What the exercise asks: Copy out each line of the material below that contains the word "Your".

** START OF Available records **

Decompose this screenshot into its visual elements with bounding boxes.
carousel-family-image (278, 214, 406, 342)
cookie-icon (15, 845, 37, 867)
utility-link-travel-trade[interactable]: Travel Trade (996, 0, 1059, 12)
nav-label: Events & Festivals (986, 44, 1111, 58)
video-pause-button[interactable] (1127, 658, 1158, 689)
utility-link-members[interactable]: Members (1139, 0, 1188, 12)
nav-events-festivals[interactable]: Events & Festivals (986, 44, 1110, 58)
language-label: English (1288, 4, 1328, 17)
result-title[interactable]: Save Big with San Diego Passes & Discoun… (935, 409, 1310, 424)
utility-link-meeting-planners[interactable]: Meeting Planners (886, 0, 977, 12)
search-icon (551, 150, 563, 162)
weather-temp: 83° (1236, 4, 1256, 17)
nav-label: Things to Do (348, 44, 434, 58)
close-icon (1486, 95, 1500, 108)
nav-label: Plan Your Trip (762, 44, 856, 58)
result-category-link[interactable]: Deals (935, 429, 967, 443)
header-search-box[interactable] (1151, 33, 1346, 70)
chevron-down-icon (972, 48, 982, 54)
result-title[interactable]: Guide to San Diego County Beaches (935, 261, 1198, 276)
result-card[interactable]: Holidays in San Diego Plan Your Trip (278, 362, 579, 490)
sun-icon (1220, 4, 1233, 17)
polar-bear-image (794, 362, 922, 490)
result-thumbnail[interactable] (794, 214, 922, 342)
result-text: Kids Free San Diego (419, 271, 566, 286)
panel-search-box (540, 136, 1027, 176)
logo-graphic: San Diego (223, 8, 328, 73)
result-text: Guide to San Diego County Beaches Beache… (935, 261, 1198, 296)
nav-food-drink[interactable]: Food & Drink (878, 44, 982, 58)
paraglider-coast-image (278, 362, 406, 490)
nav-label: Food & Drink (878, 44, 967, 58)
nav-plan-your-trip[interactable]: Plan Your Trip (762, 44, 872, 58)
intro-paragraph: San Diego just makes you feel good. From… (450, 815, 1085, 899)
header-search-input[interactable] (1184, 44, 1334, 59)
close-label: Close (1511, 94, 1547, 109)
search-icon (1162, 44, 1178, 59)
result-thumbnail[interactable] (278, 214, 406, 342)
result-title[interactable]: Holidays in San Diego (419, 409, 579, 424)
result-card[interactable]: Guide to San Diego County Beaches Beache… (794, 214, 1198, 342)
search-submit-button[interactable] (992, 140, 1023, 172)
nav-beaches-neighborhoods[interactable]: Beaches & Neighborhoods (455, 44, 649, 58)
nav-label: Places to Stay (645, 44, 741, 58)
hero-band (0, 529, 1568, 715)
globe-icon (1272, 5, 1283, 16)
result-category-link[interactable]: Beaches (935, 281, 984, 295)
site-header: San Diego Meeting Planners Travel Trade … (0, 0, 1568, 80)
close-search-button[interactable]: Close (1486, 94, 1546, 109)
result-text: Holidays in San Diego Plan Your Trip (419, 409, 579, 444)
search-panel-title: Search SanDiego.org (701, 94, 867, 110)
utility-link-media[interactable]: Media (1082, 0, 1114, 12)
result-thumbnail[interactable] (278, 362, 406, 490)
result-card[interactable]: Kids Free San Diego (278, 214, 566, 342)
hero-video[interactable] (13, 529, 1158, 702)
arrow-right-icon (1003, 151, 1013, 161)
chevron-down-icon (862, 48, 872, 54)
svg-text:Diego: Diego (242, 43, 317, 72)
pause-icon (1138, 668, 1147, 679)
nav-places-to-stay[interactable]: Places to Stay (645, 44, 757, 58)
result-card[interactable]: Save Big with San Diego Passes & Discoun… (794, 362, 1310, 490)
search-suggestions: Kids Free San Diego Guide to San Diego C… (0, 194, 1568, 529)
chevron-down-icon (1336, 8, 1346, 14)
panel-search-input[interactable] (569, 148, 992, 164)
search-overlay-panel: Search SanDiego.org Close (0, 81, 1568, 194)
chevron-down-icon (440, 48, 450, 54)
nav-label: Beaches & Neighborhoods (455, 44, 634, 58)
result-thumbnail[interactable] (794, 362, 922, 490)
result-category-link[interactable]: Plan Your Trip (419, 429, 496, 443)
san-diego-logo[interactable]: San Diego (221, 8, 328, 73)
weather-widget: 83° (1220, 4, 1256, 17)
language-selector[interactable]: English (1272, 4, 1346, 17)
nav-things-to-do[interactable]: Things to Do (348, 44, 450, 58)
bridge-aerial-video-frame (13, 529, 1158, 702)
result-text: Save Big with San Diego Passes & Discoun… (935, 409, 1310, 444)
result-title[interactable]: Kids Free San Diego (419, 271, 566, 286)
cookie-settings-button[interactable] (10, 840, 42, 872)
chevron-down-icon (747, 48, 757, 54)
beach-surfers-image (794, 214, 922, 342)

** END OF Available records **

Exercise response:
nav-label: Plan Your Trip (762, 44, 856, 58)
result-card[interactable]: Holidays in San Diego Plan Your Trip (278, 362, 579, 490)
nav-plan-your-trip[interactable]: Plan Your Trip (762, 44, 872, 58)
result-text: Holidays in San Diego Plan Your Trip (419, 409, 579, 444)
result-category-link[interactable]: Plan Your Trip (419, 429, 496, 443)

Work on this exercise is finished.